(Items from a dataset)
- - - - - - -
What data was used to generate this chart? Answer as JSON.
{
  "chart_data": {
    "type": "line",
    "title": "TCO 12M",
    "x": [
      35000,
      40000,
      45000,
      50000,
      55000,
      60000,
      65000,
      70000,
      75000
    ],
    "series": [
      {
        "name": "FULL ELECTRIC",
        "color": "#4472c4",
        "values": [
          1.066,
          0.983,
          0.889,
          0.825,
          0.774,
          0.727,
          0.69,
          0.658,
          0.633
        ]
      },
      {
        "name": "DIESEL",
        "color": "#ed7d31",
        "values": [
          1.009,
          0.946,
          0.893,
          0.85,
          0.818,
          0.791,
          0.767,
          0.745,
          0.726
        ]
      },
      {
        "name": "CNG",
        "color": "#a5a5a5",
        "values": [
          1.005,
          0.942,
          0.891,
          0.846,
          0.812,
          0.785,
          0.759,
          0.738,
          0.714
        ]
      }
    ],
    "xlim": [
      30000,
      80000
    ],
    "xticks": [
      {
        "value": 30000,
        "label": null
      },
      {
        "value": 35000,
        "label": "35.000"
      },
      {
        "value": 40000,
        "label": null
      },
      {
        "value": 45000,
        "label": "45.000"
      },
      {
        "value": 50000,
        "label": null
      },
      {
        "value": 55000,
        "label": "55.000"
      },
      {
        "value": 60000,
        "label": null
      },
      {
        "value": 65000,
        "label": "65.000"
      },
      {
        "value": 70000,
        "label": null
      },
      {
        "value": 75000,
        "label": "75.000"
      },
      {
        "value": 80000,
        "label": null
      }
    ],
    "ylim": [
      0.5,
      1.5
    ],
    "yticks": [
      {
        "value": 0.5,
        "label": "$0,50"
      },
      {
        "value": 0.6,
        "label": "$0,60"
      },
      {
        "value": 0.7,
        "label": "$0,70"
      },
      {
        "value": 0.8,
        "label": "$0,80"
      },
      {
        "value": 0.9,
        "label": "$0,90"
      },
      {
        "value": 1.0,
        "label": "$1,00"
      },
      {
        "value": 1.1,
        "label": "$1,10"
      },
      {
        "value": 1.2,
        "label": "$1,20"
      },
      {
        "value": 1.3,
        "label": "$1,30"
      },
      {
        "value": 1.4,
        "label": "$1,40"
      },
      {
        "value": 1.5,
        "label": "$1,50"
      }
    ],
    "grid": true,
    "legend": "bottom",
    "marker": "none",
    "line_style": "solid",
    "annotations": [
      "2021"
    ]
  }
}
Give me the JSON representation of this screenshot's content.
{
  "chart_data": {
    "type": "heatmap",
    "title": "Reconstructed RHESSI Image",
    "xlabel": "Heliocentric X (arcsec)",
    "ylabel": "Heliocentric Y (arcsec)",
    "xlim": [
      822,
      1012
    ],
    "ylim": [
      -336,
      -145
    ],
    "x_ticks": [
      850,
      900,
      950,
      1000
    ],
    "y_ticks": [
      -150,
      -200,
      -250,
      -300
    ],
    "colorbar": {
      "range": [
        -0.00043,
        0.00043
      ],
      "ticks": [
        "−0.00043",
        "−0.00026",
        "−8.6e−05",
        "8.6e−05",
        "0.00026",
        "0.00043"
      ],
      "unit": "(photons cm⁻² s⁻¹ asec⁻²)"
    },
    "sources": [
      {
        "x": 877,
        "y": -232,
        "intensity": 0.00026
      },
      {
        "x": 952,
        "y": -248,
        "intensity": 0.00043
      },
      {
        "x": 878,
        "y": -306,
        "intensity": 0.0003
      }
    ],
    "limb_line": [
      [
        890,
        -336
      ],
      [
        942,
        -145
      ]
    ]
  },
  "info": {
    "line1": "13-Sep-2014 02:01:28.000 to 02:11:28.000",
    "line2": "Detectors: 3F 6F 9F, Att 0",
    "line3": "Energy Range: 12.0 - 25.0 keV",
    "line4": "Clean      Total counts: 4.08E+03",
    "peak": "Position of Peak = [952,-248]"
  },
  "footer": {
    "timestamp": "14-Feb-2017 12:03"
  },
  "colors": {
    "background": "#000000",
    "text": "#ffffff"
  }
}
- - - - - - -
SHORT TASK:
In the material above, how many lines hold the word "this"? Say only the number.

EXERCISE ANSWER:
2